* start Supplied material *

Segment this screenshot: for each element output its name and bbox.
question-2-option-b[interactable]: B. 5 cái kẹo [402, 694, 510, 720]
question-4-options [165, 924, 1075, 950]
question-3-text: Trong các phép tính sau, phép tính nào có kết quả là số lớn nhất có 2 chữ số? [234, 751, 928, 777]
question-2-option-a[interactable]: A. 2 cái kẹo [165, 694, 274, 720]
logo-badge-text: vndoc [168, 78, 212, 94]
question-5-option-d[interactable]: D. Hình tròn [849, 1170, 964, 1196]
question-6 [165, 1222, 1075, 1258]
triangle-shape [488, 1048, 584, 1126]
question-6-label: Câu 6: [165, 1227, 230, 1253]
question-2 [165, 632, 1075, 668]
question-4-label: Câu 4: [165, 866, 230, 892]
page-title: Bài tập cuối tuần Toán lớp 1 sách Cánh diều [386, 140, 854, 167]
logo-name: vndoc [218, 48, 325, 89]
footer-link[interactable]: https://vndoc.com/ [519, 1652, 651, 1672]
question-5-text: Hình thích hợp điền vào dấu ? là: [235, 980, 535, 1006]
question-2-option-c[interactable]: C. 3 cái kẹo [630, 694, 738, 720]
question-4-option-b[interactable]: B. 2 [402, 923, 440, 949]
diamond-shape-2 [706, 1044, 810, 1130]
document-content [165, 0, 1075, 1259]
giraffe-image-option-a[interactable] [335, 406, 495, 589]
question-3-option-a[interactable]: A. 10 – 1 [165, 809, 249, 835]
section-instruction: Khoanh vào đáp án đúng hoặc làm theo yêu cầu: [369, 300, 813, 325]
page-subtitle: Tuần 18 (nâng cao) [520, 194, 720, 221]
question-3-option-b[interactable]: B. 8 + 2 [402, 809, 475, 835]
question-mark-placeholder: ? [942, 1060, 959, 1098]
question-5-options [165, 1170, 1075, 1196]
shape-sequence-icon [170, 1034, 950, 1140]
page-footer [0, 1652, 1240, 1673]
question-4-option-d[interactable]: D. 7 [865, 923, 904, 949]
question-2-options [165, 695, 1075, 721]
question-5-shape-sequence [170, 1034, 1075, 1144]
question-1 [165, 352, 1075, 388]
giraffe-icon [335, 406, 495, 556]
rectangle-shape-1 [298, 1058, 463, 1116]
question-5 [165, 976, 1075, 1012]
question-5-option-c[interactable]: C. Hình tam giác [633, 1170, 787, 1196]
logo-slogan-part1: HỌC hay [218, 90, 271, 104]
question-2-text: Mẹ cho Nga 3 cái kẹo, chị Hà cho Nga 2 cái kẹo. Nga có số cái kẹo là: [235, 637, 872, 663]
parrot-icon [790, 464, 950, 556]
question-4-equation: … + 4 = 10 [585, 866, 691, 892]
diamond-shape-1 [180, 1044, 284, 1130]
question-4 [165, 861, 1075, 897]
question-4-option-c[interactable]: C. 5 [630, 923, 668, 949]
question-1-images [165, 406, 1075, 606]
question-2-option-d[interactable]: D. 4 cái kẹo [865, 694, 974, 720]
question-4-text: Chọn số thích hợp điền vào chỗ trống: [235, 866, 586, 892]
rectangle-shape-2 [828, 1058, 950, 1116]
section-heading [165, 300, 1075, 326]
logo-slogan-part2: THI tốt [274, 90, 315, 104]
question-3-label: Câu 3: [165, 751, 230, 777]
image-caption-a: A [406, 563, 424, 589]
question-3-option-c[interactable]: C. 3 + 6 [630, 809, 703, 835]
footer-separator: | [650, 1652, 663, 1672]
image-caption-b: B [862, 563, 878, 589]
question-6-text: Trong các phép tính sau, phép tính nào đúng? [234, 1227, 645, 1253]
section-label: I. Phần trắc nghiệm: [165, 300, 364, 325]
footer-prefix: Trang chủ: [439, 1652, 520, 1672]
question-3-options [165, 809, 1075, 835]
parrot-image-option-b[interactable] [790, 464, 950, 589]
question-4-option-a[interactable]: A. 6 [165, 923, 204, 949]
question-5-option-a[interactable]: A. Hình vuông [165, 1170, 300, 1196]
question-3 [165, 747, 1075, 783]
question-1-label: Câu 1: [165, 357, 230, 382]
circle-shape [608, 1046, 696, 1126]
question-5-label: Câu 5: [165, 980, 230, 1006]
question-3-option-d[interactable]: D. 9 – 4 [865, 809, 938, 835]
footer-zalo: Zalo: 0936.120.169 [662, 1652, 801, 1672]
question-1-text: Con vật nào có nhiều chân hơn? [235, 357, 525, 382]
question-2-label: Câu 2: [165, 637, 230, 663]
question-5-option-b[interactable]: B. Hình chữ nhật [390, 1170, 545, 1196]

* end Supplied material *

- _Objective_
Reproduce the lines above with every occurrence of "parrot" swapped for "bird", leaving everything else unchanged.

- _Full answer_
Segment this screenshot: for each element output its name and bbox.
question-2-option-b[interactable]: B. 5 cái kẹo [402, 694, 510, 720]
question-4-options [165, 924, 1075, 950]
question-3-text: Trong các phép tính sau, phép tính nào có kết quả là số lớn nhất có 2 chữ số? [234, 751, 928, 777]
question-2-option-a[interactable]: A. 2 cái kẹo [165, 694, 274, 720]
logo-badge-text: vndoc [168, 78, 212, 94]
question-5-option-d[interactable]: D. Hình tròn [849, 1170, 964, 1196]
question-6 [165, 1222, 1075, 1258]
triangle-shape [488, 1048, 584, 1126]
question-6-label: Câu 6: [165, 1227, 230, 1253]
question-2 [165, 632, 1075, 668]
question-4-label: Câu 4: [165, 866, 230, 892]
page-title: Bài tập cuối tuần Toán lớp 1 sách Cánh diều [386, 140, 854, 167]
logo-name: vndoc [218, 48, 325, 89]
footer-link[interactable]: https://vndoc.com/ [519, 1652, 651, 1672]
question-5-text: Hình thích hợp điền vào dấu ? là: [235, 980, 535, 1006]
question-2-option-c[interactable]: C. 3 cái kẹo [630, 694, 738, 720]
question-4-option-b[interactable]: B. 2 [402, 923, 440, 949]
diamond-shape-2 [706, 1044, 810, 1130]
document-content [165, 0, 1075, 1259]
giraffe-image-option-a[interactable] [335, 406, 495, 589]
question-3-option-a[interactable]: A. 10 – 1 [165, 809, 249, 835]
section-instruction: Khoanh vào đáp án đúng hoặc làm theo yêu cầu: [369, 300, 813, 325]
page-subtitle: Tuần 18 (nâng cao) [520, 194, 720, 221]
question-3-option-b[interactable]: B. 8 + 2 [402, 809, 475, 835]
question-mark-placeholder: ? [942, 1060, 959, 1098]
question-5-options [165, 1170, 1075, 1196]
shape-sequence-icon [170, 1034, 950, 1140]
page-footer [0, 1652, 1240, 1673]
question-4-option-d[interactable]: D. 7 [865, 923, 904, 949]
question-2-options [165, 695, 1075, 721]
question-5-shape-sequence [170, 1034, 1075, 1144]
question-1 [165, 352, 1075, 388]
giraffe-icon [335, 406, 495, 556]
rectangle-shape-1 [298, 1058, 463, 1116]
question-5 [165, 976, 1075, 1012]
question-5-option-c[interactable]: C. Hình tam giác [633, 1170, 787, 1196]
logo-slogan-part1: HỌC hay [218, 90, 271, 104]
question-2-text: Mẹ cho Nga 3 cái kẹo, chị Hà cho Nga 2 cái kẹo. Nga có số cái kẹo là: [235, 637, 872, 663]
bird-icon [790, 464, 950, 556]
question-4-equation: … + 4 = 10 [585, 866, 691, 892]
diamond-shape-1 [180, 1044, 284, 1130]
question-4 [165, 861, 1075, 897]
question-4-option-c[interactable]: C. 5 [630, 923, 668, 949]
question-1-images [165, 406, 1075, 606]
question-2-option-d[interactable]: D. 4 cái kẹo [865, 694, 974, 720]
question-4-text: Chọn số thích hợp điền vào chỗ trống: [235, 866, 586, 892]
rectangle-shape-2 [828, 1058, 950, 1116]
section-heading [165, 300, 1075, 326]
logo-slogan-part2: THI tốt [274, 90, 315, 104]
question-3-label: Câu 3: [165, 751, 230, 777]
image-caption-a: A [406, 563, 424, 589]
question-3-option-c[interactable]: C. 3 + 6 [630, 809, 703, 835]
footer-separator: | [650, 1652, 663, 1672]
image-caption-b: B [862, 563, 878, 589]
question-6-text: Trong các phép tính sau, phép tính nào đúng? [234, 1227, 645, 1253]
section-label: I. Phần trắc nghiệm: [165, 300, 364, 325]
footer-prefix: Trang chủ: [439, 1652, 520, 1672]
question-3-options [165, 809, 1075, 835]
bird-image-option-b[interactable] [790, 464, 950, 589]
question-4-option-a[interactable]: A. 6 [165, 923, 204, 949]
question-5-option-a[interactable]: A. Hình vuông [165, 1170, 300, 1196]
question-3 [165, 747, 1075, 783]
question-1-label: Câu 1: [165, 357, 230, 382]
circle-shape [608, 1046, 696, 1126]
question-5-label: Câu 5: [165, 980, 230, 1006]
question-3-option-d[interactable]: D. 9 – 4 [865, 809, 938, 835]
footer-zalo: Zalo: 0936.120.169 [662, 1652, 801, 1672]
question-1-text: Con vật nào có nhiều chân hơn? [235, 357, 525, 382]
question-2-label: Câu 2: [165, 637, 230, 663]
question-5-option-b[interactable]: B. Hình chữ nhật [390, 1170, 545, 1196]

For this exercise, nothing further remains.